# [Requirement]
Every record should be copied exactly, except that pictures are to be omitted.

# [Raw records]

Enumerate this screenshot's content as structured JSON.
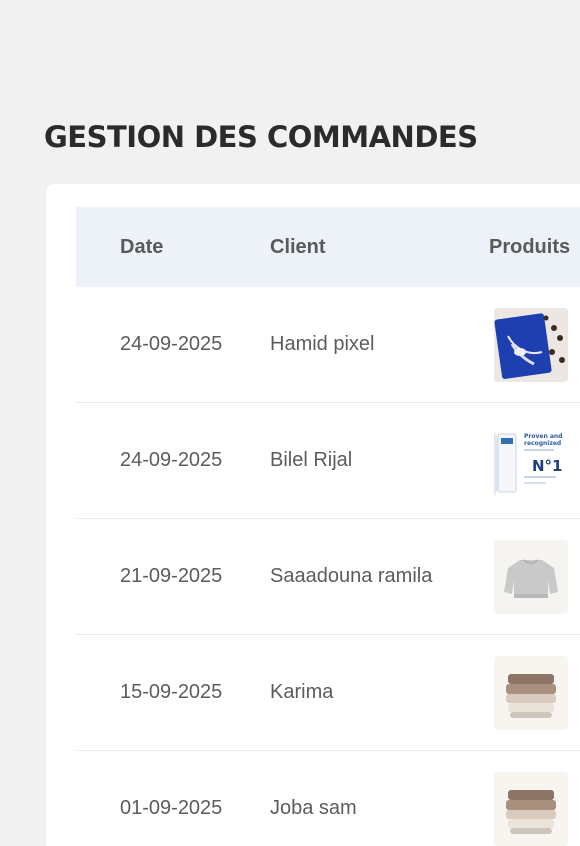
{
  "page": {
    "title": "GESTION DES COMMANDES"
  },
  "table": {
    "headers": {
      "date": "Date",
      "client": "Client",
      "products": "Produits"
    },
    "rows": [
      {
        "date": "24-09-2025",
        "client": "Hamid pixel",
        "product_icon": "necklace-product-icon"
      },
      {
        "date": "24-09-2025",
        "client": "Bilel Rijal",
        "product_icon": "skincare-product-icon"
      },
      {
        "date": "21-09-2025",
        "client": "Saaadouna ramila",
        "product_icon": "sweater-product-icon"
      },
      {
        "date": "15-09-2025",
        "client": "Karima",
        "product_icon": "folded-clothes-product-icon"
      },
      {
        "date": "01-09-2025",
        "client": "Joba sam",
        "product_icon": "folded-clothes-product-icon"
      }
    ]
  },
  "skincare_label": {
    "line1": "Proven and",
    "line2": "recognized",
    "number": "N°1"
  },
  "colors": {
    "background": "#f1f1f1",
    "header_bg": "#edf1f8",
    "text": "#5c5c5c",
    "title": "#2b2b2b"
  }
}
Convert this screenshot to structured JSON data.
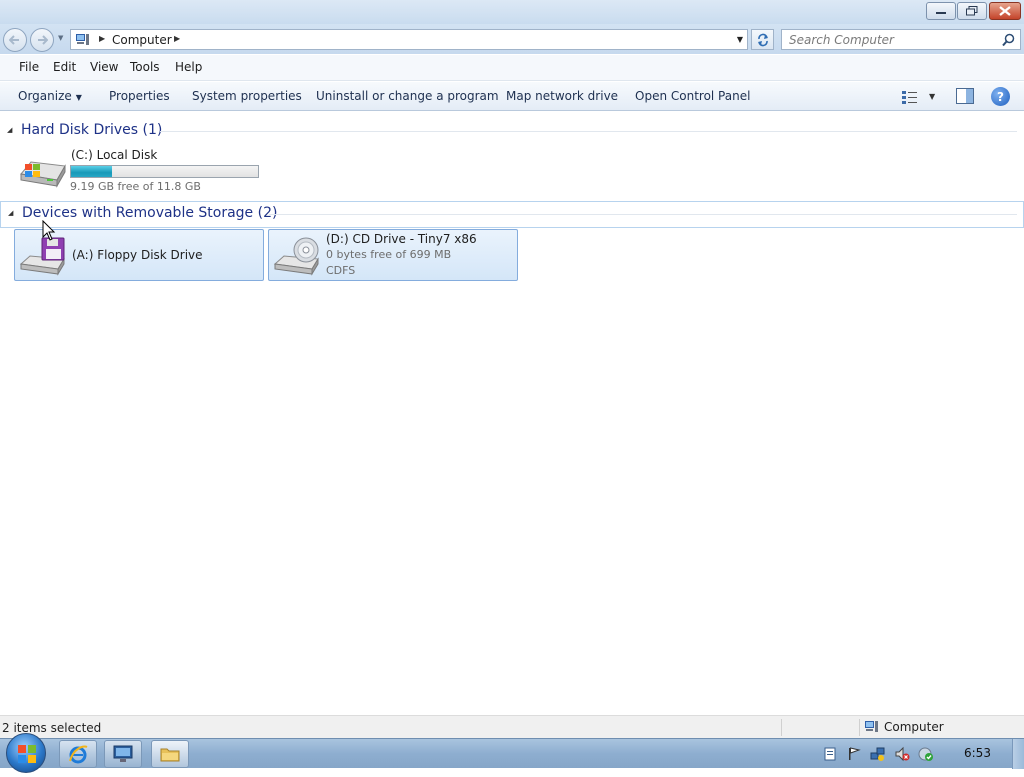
{
  "window": {
    "minimize_icon": "minimize-icon",
    "maximize_icon": "restore-icon",
    "close_icon": "close-icon"
  },
  "address": {
    "crumb": "Computer",
    "search_placeholder": "Search Computer"
  },
  "menu": {
    "items": [
      "File",
      "Edit",
      "View",
      "Tools",
      "Help"
    ]
  },
  "commands": {
    "organize": "Organize",
    "properties": "Properties",
    "system_properties": "System properties",
    "uninstall": "Uninstall or change a program",
    "map_drive": "Map network drive",
    "control_panel": "Open Control Panel",
    "help_glyph": "?"
  },
  "groups": {
    "hard_disks": {
      "title": "Hard Disk Drives (1)",
      "drives": [
        {
          "name": "(C:) Local Disk",
          "free_text": "9.19 GB free of 11.8 GB",
          "used_fraction": 0.22
        }
      ]
    },
    "removable": {
      "title": "Devices with Removable Storage (2)",
      "drives": [
        {
          "name": "(A:) Floppy Disk Drive"
        },
        {
          "name": "(D:) CD Drive - Tiny7 x86",
          "free_text": "0 bytes free of 699 MB",
          "filesystem": "CDFS"
        }
      ]
    }
  },
  "status": {
    "selection": "2 items selected",
    "location": "Computer"
  },
  "taskbar": {
    "clock": "6:53"
  },
  "colors": {
    "group_title": "#1e3287",
    "selection_border": "#84acdd",
    "drive_bar": "#1899b8"
  }
}
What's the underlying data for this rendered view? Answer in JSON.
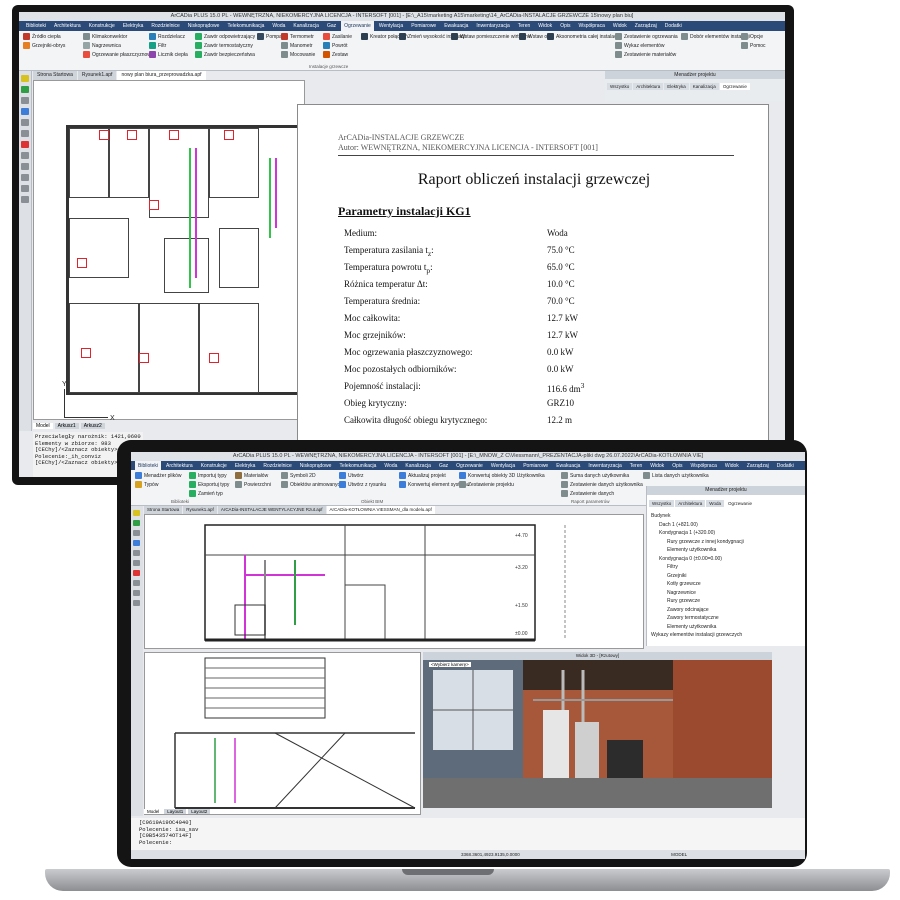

# [Written answer]
Enumerate this screenshot's content as structured JSON.
{
  "page": {
    "title": "GESTION DES COMMANDES"
  },
  "table": {
    "headers": {
      "date": "Date",
      "client": "Client",
      "products": "Produits"
    },
    "rows": [
      {
        "date": "24-09-2025",
        "client": "Hamid pixel",
        "product_icon": "necklace-product-icon"
      },
      {
        "date": "24-09-2025",
        "client": "Bilel Rijal",
        "product_icon": "skincare-product-icon"
      },
      {
        "date": "21-09-2025",
        "client": "Saaadouna ramila",
        "product_icon": "sweater-product-icon"
      },
      {
        "date": "15-09-2025",
        "client": "Karima",
        "product_icon": "folded-clothes-product-icon"
      },
      {
        "date": "01-09-2025",
        "client": "Joba sam",
        "product_icon": "folded-clothes-product-icon"
      }
    ]
  },
  "skincare_label": {
    "line1": "Proven and",
    "line2": "recognized",
    "number": "N°1"
  },
  "colors": {
    "background": "#f1f1f1",
    "header_bg": "#edf1f8",
    "text": "#5c5c5c",
    "title": "#2b2b2b"
  }
}
Convert this screenshot to structured JSON data.
{
  "window": {
    "minimize_icon": "minimize-icon",
    "maximize_icon": "restore-icon",
    "close_icon": "close-icon"
  },
  "address": {
    "crumb": "Computer",
    "search_placeholder": "Search Computer"
  },
  "menu": {
    "items": [
      "File",
      "Edit",
      "View",
      "Tools",
      "Help"
    ]
  },
  "commands": {
    "organize": "Organize",
    "properties": "Properties",
    "system_properties": "System properties",
    "uninstall": "Uninstall or change a program",
    "map_drive": "Map network drive",
    "control_panel": "Open Control Panel",
    "help_glyph": "?"
  },
  "groups": {
    "hard_disks": {
      "title": "Hard Disk Drives (1)",
      "drives": [
        {
          "name": "(C:) Local Disk",
          "free_text": "9.19 GB free of 11.8 GB",
          "used_fraction": 0.22
        }
      ]
    },
    "removable": {
      "title": "Devices with Removable Storage (2)",
      "drives": [
        {
          "name": "(A:) Floppy Disk Drive"
        },
        {
          "name": "(D:) CD Drive - Tiny7 x86",
          "free_text": "0 bytes free of 699 MB",
          "filesystem": "CDFS"
        }
      ]
    }
  },
  "status": {
    "selection": "2 items selected",
    "location": "Computer"
  },
  "taskbar": {
    "clock": "6:53"
  },
  "colors": {
    "group_title": "#1e3287",
    "selection_border": "#84acdd",
    "drive_bar": "#1899b8"
  }
}
What's the underlying data for this rendered view? Answer in JSON.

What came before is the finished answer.